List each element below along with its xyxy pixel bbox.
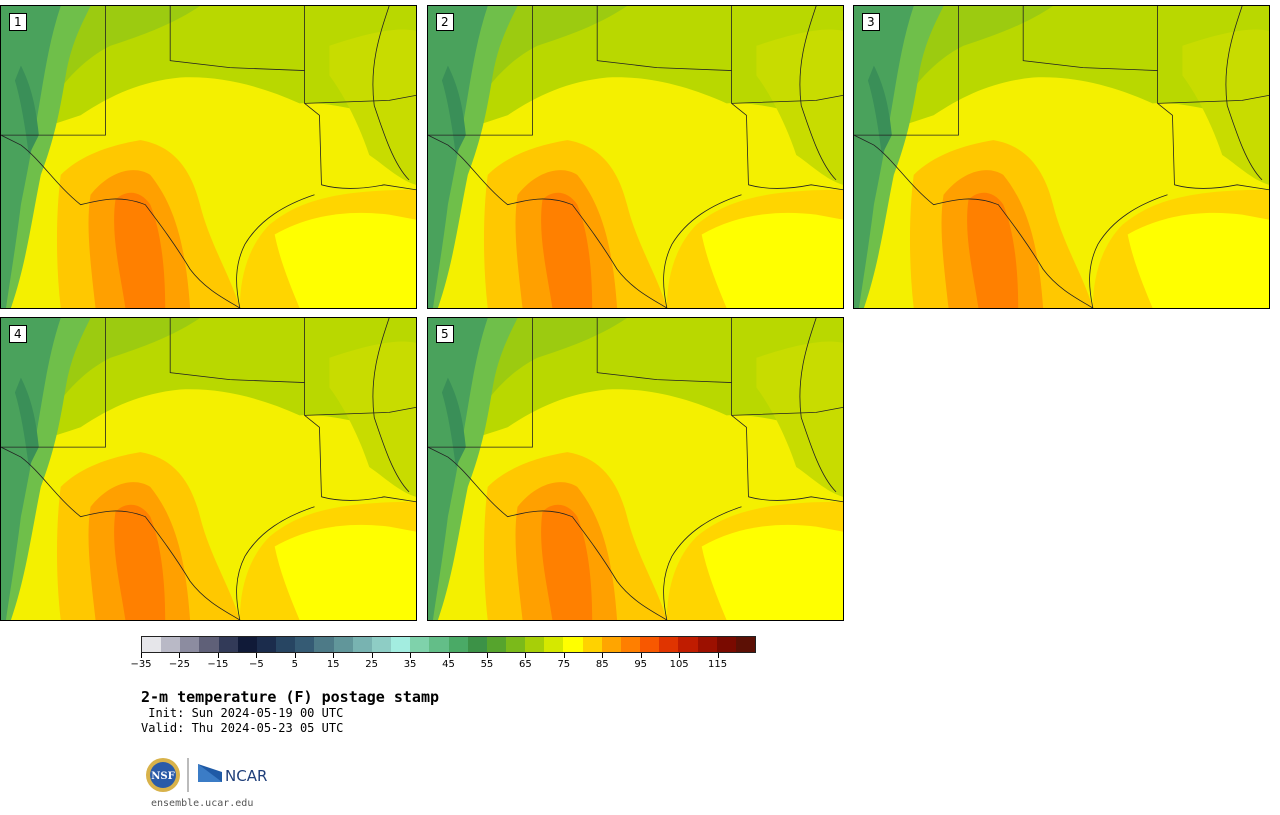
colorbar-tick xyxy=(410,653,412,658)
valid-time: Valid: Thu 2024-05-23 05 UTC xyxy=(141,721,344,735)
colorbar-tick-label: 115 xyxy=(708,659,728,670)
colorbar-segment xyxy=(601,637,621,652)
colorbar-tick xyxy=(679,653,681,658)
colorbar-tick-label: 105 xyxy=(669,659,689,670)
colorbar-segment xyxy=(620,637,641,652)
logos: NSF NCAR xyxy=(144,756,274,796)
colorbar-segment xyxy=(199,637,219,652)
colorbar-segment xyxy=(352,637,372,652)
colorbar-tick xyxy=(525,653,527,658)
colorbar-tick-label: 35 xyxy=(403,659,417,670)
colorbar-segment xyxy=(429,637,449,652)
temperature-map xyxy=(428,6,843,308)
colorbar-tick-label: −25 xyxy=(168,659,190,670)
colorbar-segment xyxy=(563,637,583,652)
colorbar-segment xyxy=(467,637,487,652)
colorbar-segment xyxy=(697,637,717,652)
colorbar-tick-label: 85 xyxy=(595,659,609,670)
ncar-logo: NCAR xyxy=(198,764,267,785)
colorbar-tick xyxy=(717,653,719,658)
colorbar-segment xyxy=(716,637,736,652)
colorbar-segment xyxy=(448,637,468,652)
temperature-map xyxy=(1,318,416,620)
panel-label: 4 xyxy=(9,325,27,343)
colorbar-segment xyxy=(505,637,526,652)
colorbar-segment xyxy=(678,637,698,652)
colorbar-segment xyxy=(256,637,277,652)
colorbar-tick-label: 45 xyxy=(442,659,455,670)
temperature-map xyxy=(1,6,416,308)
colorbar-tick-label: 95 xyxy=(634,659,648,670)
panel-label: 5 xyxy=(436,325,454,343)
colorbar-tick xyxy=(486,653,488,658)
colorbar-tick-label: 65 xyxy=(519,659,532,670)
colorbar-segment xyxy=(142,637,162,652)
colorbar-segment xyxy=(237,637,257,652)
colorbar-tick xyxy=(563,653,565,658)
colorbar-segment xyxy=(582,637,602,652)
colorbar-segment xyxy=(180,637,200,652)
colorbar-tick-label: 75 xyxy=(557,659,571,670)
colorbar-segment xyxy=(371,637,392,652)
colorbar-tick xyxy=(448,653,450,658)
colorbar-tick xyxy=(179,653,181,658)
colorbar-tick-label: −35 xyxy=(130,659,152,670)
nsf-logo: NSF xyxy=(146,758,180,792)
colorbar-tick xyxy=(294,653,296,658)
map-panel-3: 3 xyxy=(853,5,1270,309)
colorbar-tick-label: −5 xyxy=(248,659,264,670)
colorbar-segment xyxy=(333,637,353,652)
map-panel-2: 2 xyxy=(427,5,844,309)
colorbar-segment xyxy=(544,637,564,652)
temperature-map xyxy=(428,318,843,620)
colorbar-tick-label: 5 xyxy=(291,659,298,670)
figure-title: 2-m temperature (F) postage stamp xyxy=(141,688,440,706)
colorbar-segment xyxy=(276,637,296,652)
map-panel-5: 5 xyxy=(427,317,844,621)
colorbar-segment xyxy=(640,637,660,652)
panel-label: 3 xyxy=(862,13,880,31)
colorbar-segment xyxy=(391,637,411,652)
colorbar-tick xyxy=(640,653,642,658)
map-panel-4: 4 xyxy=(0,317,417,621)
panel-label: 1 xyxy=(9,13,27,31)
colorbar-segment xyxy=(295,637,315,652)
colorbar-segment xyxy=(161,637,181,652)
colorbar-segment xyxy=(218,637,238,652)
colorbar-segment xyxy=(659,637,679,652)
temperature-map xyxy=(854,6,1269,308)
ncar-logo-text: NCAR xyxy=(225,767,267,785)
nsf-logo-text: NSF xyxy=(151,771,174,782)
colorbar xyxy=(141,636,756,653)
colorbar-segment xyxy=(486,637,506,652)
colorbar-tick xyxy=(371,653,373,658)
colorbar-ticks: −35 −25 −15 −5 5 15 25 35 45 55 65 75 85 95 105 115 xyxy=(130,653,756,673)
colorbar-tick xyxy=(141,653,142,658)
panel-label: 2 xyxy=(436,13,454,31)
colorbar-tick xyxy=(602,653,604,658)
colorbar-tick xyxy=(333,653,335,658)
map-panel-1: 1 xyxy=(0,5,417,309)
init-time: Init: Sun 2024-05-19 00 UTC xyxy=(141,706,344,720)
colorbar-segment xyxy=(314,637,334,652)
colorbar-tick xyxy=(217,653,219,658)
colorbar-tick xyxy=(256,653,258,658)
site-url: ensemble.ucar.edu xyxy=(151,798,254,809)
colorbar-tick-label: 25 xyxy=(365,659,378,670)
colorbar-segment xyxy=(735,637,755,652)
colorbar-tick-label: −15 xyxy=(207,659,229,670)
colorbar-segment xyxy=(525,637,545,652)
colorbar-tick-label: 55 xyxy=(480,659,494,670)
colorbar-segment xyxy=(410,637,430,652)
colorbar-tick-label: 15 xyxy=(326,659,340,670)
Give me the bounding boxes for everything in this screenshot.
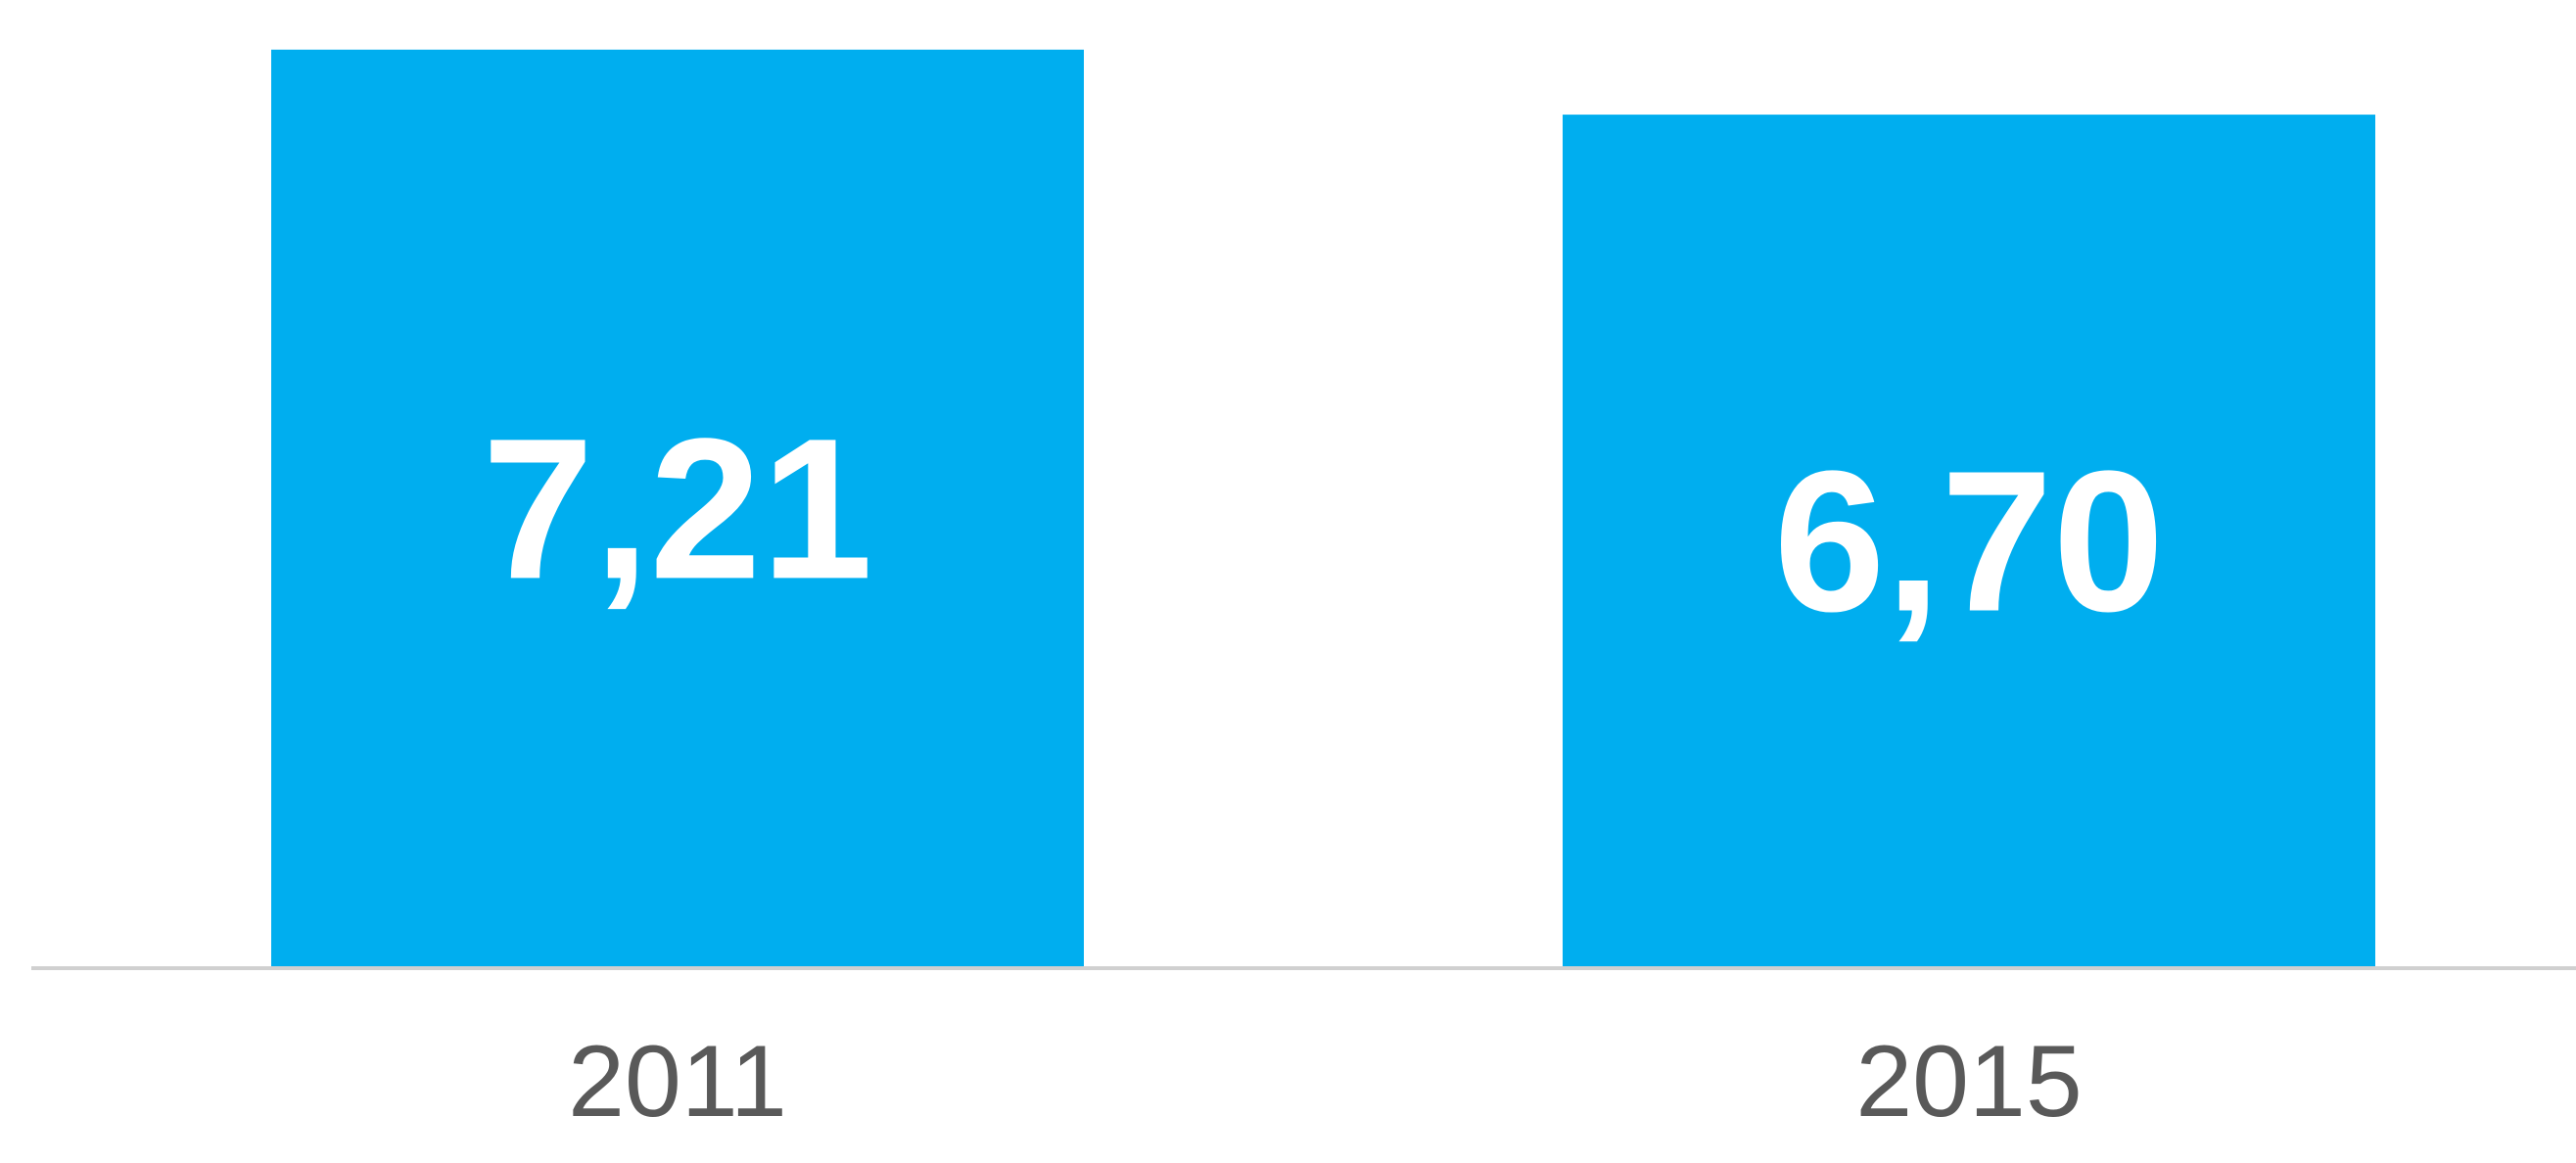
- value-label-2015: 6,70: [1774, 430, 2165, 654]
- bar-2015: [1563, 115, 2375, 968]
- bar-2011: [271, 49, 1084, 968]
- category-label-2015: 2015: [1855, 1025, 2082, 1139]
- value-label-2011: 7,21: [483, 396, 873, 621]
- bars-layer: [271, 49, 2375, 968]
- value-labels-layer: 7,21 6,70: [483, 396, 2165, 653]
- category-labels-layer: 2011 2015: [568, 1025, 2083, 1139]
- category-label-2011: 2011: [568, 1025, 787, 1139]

________________________________________

* **WHAT TO DO**
Reproduce all of the material above word for word, leaving out the pictures.

* **SOLUTION**
List each element below along with its xyxy pixel bbox.
colorbar-tick xyxy=(410,653,412,658)
valid-time: Valid: Thu 2024-05-23 05 UTC xyxy=(141,721,344,735)
colorbar-tick-label: 115 xyxy=(708,659,728,670)
colorbar-segment xyxy=(601,637,621,652)
colorbar-tick xyxy=(679,653,681,658)
colorbar-tick-label: 105 xyxy=(669,659,689,670)
colorbar-segment xyxy=(620,637,641,652)
logos: NSF NCAR xyxy=(144,756,274,796)
colorbar-segment xyxy=(199,637,219,652)
colorbar-segment xyxy=(352,637,372,652)
colorbar-tick xyxy=(525,653,527,658)
colorbar-tick-label: 35 xyxy=(403,659,417,670)
colorbar-segment xyxy=(429,637,449,652)
temperature-map xyxy=(428,6,843,308)
colorbar-tick-label: −25 xyxy=(168,659,190,670)
colorbar-segment xyxy=(563,637,583,652)
colorbar-segment xyxy=(467,637,487,652)
colorbar-segment xyxy=(697,637,717,652)
colorbar-tick-label: 85 xyxy=(595,659,609,670)
ncar-logo: NCAR xyxy=(198,764,267,785)
colorbar-tick xyxy=(717,653,719,658)
colorbar-segment xyxy=(716,637,736,652)
colorbar-segment xyxy=(448,637,468,652)
temperature-map xyxy=(1,318,416,620)
panel-label: 4 xyxy=(9,325,27,343)
colorbar-segment xyxy=(505,637,526,652)
colorbar-segment xyxy=(678,637,698,652)
colorbar-segment xyxy=(256,637,277,652)
colorbar-tick-label: 45 xyxy=(442,659,455,670)
temperature-map xyxy=(1,6,416,308)
colorbar-tick-label: 95 xyxy=(634,659,648,670)
panel-label: 5 xyxy=(436,325,454,343)
colorbar-tick xyxy=(486,653,488,658)
colorbar-tick-label: 65 xyxy=(519,659,532,670)
colorbar-segment xyxy=(142,637,162,652)
colorbar-segment xyxy=(237,637,257,652)
colorbar-tick xyxy=(563,653,565,658)
colorbar-segment xyxy=(582,637,602,652)
colorbar-segment xyxy=(180,637,200,652)
colorbar-tick-label: 75 xyxy=(557,659,571,670)
colorbar-segment xyxy=(371,637,392,652)
colorbar-tick xyxy=(448,653,450,658)
colorbar-tick xyxy=(179,653,181,658)
colorbar-tick-label: −35 xyxy=(130,659,152,670)
nsf-logo: NSF xyxy=(146,758,180,792)
colorbar-tick xyxy=(294,653,296,658)
map-panel-3: 3 xyxy=(853,5,1270,309)
colorbar-tick-label: −5 xyxy=(248,659,264,670)
colorbar-segment xyxy=(333,637,353,652)
map-panel-2: 2 xyxy=(427,5,844,309)
colorbar-segment xyxy=(544,637,564,652)
temperature-map xyxy=(428,318,843,620)
colorbar-tick-label: 5 xyxy=(291,659,298,670)
figure-title: 2-m temperature (F) postage stamp xyxy=(141,688,440,706)
colorbar-segment xyxy=(276,637,296,652)
map-panel-5: 5 xyxy=(427,317,844,621)
colorbar-segment xyxy=(640,637,660,652)
panel-label: 3 xyxy=(862,13,880,31)
colorbar-segment xyxy=(391,637,411,652)
colorbar-tick xyxy=(640,653,642,658)
map-panel-4: 4 xyxy=(0,317,417,621)
panel-label: 1 xyxy=(9,13,27,31)
colorbar-segment xyxy=(295,637,315,652)
colorbar-segment xyxy=(161,637,181,652)
colorbar-segment xyxy=(218,637,238,652)
colorbar-segment xyxy=(659,637,679,652)
temperature-map xyxy=(854,6,1269,308)
ncar-logo-text: NCAR xyxy=(225,767,267,785)
nsf-logo-text: NSF xyxy=(151,771,174,782)
colorbar xyxy=(141,636,756,653)
colorbar-segment xyxy=(486,637,506,652)
colorbar-tick xyxy=(371,653,373,658)
colorbar-ticks: −35 −25 −15 −5 5 15 25 35 45 55 65 75 85 95 105 115 xyxy=(130,653,756,673)
colorbar-tick xyxy=(141,653,142,658)
panel-label: 2 xyxy=(436,13,454,31)
colorbar-tick xyxy=(602,653,604,658)
colorbar-tick xyxy=(333,653,335,658)
map-panel-1: 1 xyxy=(0,5,417,309)
init-time: Init: Sun 2024-05-19 00 UTC xyxy=(141,706,344,720)
colorbar-segment xyxy=(314,637,334,652)
colorbar-tick xyxy=(217,653,219,658)
colorbar-tick xyxy=(256,653,258,658)
site-url: ensemble.ucar.edu xyxy=(151,798,254,809)
colorbar-tick-label: 25 xyxy=(365,659,378,670)
colorbar-segment xyxy=(735,637,755,652)
colorbar-tick-label: −15 xyxy=(207,659,229,670)
colorbar-segment xyxy=(525,637,545,652)
colorbar-tick-label: 55 xyxy=(480,659,494,670)
colorbar-segment xyxy=(410,637,430,652)
colorbar-tick-label: 15 xyxy=(326,659,340,670)
Give me the bounding boxes for everything in this screenshot.
- value-label-2015: 6,70: [1774, 430, 2165, 654]
- bar-2015: [1563, 115, 2375, 968]
- bar-2011: [271, 49, 1084, 968]
- category-label-2015: 2015: [1855, 1025, 2082, 1139]
- value-label-2011: 7,21: [483, 396, 873, 621]
- bars-layer: [271, 49, 2375, 968]
- value-labels-layer: 7,21 6,70: [483, 396, 2165, 653]
- category-labels-layer: 2011 2015: [568, 1025, 2083, 1139]
- category-label-2011: 2011: [568, 1025, 787, 1139]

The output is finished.